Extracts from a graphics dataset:
********************
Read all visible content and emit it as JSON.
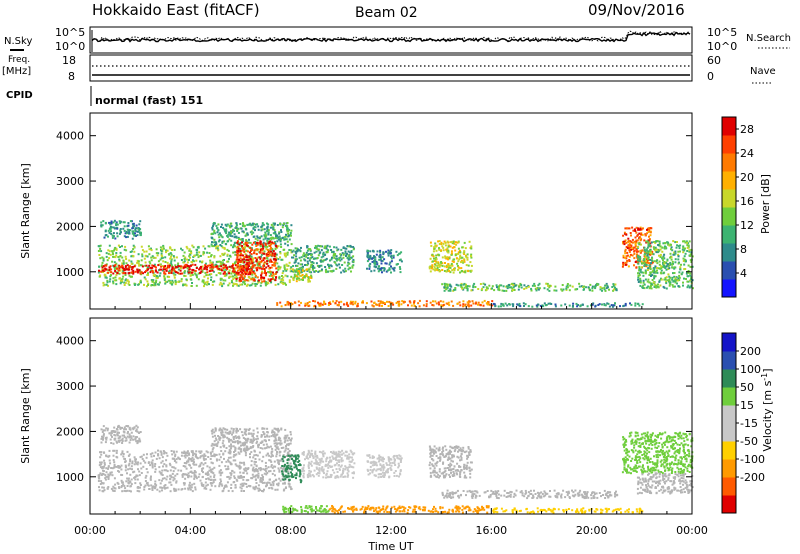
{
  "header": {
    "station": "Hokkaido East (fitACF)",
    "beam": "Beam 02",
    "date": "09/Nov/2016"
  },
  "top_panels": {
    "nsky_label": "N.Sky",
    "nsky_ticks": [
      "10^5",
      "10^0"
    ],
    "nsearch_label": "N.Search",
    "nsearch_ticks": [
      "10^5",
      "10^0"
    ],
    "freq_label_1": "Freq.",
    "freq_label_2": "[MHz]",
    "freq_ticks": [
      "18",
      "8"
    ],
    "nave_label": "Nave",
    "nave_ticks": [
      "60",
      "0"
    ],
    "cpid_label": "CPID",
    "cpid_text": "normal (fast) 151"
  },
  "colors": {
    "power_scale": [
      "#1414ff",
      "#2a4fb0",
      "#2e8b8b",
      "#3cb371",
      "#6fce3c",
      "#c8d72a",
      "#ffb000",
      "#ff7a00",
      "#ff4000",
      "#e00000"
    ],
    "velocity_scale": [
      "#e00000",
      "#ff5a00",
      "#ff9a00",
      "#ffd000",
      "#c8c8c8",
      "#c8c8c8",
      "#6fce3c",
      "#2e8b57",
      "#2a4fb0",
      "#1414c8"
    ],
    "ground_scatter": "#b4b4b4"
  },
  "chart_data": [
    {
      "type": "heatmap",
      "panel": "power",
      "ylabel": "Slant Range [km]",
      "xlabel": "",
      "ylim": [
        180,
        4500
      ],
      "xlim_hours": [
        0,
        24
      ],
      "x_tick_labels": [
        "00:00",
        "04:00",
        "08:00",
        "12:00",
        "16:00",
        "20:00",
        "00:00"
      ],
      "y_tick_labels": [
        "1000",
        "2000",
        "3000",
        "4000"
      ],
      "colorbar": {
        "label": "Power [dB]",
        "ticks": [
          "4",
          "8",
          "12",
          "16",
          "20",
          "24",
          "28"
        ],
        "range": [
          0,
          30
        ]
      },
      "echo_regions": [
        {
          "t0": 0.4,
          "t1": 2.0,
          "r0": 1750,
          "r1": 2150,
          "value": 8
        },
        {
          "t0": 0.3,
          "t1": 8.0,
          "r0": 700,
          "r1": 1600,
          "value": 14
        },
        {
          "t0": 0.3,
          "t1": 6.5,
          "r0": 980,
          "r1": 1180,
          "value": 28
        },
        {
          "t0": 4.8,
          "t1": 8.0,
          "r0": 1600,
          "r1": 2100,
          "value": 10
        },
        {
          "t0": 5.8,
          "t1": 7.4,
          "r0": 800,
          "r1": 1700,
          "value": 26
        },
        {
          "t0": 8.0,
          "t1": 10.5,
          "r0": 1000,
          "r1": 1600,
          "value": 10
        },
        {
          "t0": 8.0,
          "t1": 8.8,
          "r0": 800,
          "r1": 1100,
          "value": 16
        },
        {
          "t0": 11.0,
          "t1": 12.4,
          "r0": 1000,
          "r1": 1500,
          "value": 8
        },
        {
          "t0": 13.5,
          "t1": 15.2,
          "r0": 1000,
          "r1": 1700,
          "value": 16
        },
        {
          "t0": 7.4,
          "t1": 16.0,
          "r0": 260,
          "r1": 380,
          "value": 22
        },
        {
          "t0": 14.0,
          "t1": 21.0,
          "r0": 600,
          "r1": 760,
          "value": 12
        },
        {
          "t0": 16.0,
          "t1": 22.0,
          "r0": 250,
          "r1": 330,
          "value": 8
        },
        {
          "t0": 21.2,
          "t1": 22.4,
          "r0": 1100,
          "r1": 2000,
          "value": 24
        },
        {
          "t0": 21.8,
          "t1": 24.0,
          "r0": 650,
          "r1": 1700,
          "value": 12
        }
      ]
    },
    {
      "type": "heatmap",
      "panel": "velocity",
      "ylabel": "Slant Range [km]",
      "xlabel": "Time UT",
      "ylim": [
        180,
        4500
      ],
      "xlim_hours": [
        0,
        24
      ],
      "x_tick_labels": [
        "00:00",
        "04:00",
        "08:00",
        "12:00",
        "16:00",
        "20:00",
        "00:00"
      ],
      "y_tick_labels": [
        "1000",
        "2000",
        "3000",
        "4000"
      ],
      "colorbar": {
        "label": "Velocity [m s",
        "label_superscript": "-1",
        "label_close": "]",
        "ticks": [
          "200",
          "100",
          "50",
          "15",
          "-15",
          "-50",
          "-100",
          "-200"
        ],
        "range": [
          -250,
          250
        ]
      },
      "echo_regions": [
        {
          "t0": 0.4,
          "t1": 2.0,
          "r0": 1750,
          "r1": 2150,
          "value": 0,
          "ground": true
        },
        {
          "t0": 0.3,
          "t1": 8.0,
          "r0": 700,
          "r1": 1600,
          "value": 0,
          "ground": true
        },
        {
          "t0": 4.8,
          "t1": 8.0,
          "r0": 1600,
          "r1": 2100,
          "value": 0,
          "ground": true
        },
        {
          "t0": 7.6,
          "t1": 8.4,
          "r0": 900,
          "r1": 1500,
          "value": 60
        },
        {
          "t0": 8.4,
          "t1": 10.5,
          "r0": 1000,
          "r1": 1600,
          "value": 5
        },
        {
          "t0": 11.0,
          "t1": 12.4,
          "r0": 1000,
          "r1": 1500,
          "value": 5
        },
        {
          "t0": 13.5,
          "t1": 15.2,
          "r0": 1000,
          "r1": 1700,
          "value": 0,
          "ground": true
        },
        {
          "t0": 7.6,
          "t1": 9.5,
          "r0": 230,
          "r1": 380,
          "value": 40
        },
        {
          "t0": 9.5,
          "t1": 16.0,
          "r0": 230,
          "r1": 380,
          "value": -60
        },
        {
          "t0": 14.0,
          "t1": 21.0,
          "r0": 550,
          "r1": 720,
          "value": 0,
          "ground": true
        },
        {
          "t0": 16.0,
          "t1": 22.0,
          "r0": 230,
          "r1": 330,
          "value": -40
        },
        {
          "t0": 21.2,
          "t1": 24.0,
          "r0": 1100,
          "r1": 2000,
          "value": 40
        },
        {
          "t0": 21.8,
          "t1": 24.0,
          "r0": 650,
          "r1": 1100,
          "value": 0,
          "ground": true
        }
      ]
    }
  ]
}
********************
• Work instructions:
Output each line exactly; omit every picture.

• Result:
Read all visible content and emit it as JSON.
{
  "header": {
    "station": "Hokkaido East (fitACF)",
    "beam": "Beam 02",
    "date": "09/Nov/2016"
  },
  "top_panels": {
    "nsky_label": "N.Sky",
    "nsky_ticks": [
      "10^5",
      "10^0"
    ],
    "nsearch_label": "N.Search",
    "nsearch_ticks": [
      "10^5",
      "10^0"
    ],
    "freq_label_1": "Freq.",
    "freq_label_2": "[MHz]",
    "freq_ticks": [
      "18",
      "8"
    ],
    "nave_label": "Nave",
    "nave_ticks": [
      "60",
      "0"
    ],
    "cpid_label": "CPID",
    "cpid_text": "normal (fast) 151"
  },
  "colors": {
    "power_scale": [
      "#1414ff",
      "#2a4fb0",
      "#2e8b8b",
      "#3cb371",
      "#6fce3c",
      "#c8d72a",
      "#ffb000",
      "#ff7a00",
      "#ff4000",
      "#e00000"
    ],
    "velocity_scale": [
      "#e00000",
      "#ff5a00",
      "#ff9a00",
      "#ffd000",
      "#c8c8c8",
      "#c8c8c8",
      "#6fce3c",
      "#2e8b57",
      "#2a4fb0",
      "#1414c8"
    ],
    "ground_scatter": "#b4b4b4"
  },
  "chart_data": [
    {
      "type": "heatmap",
      "panel": "power",
      "ylabel": "Slant Range [km]",
      "xlabel": "",
      "ylim": [
        180,
        4500
      ],
      "xlim_hours": [
        0,
        24
      ],
      "x_tick_labels": [
        "00:00",
        "04:00",
        "08:00",
        "12:00",
        "16:00",
        "20:00",
        "00:00"
      ],
      "y_tick_labels": [
        "1000",
        "2000",
        "3000",
        "4000"
      ],
      "colorbar": {
        "label": "Power [dB]",
        "ticks": [
          "4",
          "8",
          "12",
          "16",
          "20",
          "24",
          "28"
        ],
        "range": [
          0,
          30
        ]
      },
      "echo_regions": [
        {
          "t0": 0.4,
          "t1": 2.0,
          "r0": 1750,
          "r1": 2150,
          "value": 8
        },
        {
          "t0": 0.3,
          "t1": 8.0,
          "r0": 700,
          "r1": 1600,
          "value": 14
        },
        {
          "t0": 0.3,
          "t1": 6.5,
          "r0": 980,
          "r1": 1180,
          "value": 28
        },
        {
          "t0": 4.8,
          "t1": 8.0,
          "r0": 1600,
          "r1": 2100,
          "value": 10
        },
        {
          "t0": 5.8,
          "t1": 7.4,
          "r0": 800,
          "r1": 1700,
          "value": 26
        },
        {
          "t0": 8.0,
          "t1": 10.5,
          "r0": 1000,
          "r1": 1600,
          "value": 10
        },
        {
          "t0": 8.0,
          "t1": 8.8,
          "r0": 800,
          "r1": 1100,
          "value": 16
        },
        {
          "t0": 11.0,
          "t1": 12.4,
          "r0": 1000,
          "r1": 1500,
          "value": 8
        },
        {
          "t0": 13.5,
          "t1": 15.2,
          "r0": 1000,
          "r1": 1700,
          "value": 16
        },
        {
          "t0": 7.4,
          "t1": 16.0,
          "r0": 260,
          "r1": 380,
          "value": 22
        },
        {
          "t0": 14.0,
          "t1": 21.0,
          "r0": 600,
          "r1": 760,
          "value": 12
        },
        {
          "t0": 16.0,
          "t1": 22.0,
          "r0": 250,
          "r1": 330,
          "value": 8
        },
        {
          "t0": 21.2,
          "t1": 22.4,
          "r0": 1100,
          "r1": 2000,
          "value": 24
        },
        {
          "t0": 21.8,
          "t1": 24.0,
          "r0": 650,
          "r1": 1700,
          "value": 12
        }
      ]
    },
    {
      "type": "heatmap",
      "panel": "velocity",
      "ylabel": "Slant Range [km]",
      "xlabel": "Time UT",
      "ylim": [
        180,
        4500
      ],
      "xlim_hours": [
        0,
        24
      ],
      "x_tick_labels": [
        "00:00",
        "04:00",
        "08:00",
        "12:00",
        "16:00",
        "20:00",
        "00:00"
      ],
      "y_tick_labels": [
        "1000",
        "2000",
        "3000",
        "4000"
      ],
      "colorbar": {
        "label": "Velocity [m s",
        "label_superscript": "-1",
        "label_close": "]",
        "ticks": [
          "200",
          "100",
          "50",
          "15",
          "-15",
          "-50",
          "-100",
          "-200"
        ],
        "range": [
          -250,
          250
        ]
      },
      "echo_regions": [
        {
          "t0": 0.4,
          "t1": 2.0,
          "r0": 1750,
          "r1": 2150,
          "value": 0,
          "ground": true
        },
        {
          "t0": 0.3,
          "t1": 8.0,
          "r0": 700,
          "r1": 1600,
          "value": 0,
          "ground": true
        },
        {
          "t0": 4.8,
          "t1": 8.0,
          "r0": 1600,
          "r1": 2100,
          "value": 0,
          "ground": true
        },
        {
          "t0": 7.6,
          "t1": 8.4,
          "r0": 900,
          "r1": 1500,
          "value": 60
        },
        {
          "t0": 8.4,
          "t1": 10.5,
          "r0": 1000,
          "r1": 1600,
          "value": 5
        },
        {
          "t0": 11.0,
          "t1": 12.4,
          "r0": 1000,
          "r1": 1500,
          "value": 5
        },
        {
          "t0": 13.5,
          "t1": 15.2,
          "r0": 1000,
          "r1": 1700,
          "value": 0,
          "ground": true
        },
        {
          "t0": 7.6,
          "t1": 9.5,
          "r0": 230,
          "r1": 380,
          "value": 40
        },
        {
          "t0": 9.5,
          "t1": 16.0,
          "r0": 230,
          "r1": 380,
          "value": -60
        },
        {
          "t0": 14.0,
          "t1": 21.0,
          "r0": 550,
          "r1": 720,
          "value": 0,
          "ground": true
        },
        {
          "t0": 16.0,
          "t1": 22.0,
          "r0": 230,
          "r1": 330,
          "value": -40
        },
        {
          "t0": 21.2,
          "t1": 24.0,
          "r0": 1100,
          "r1": 2000,
          "value": 40
        },
        {
          "t0": 21.8,
          "t1": 24.0,
          "r0": 650,
          "r1": 1100,
          "value": 0,
          "ground": true
        }
      ]
    }
  ]
}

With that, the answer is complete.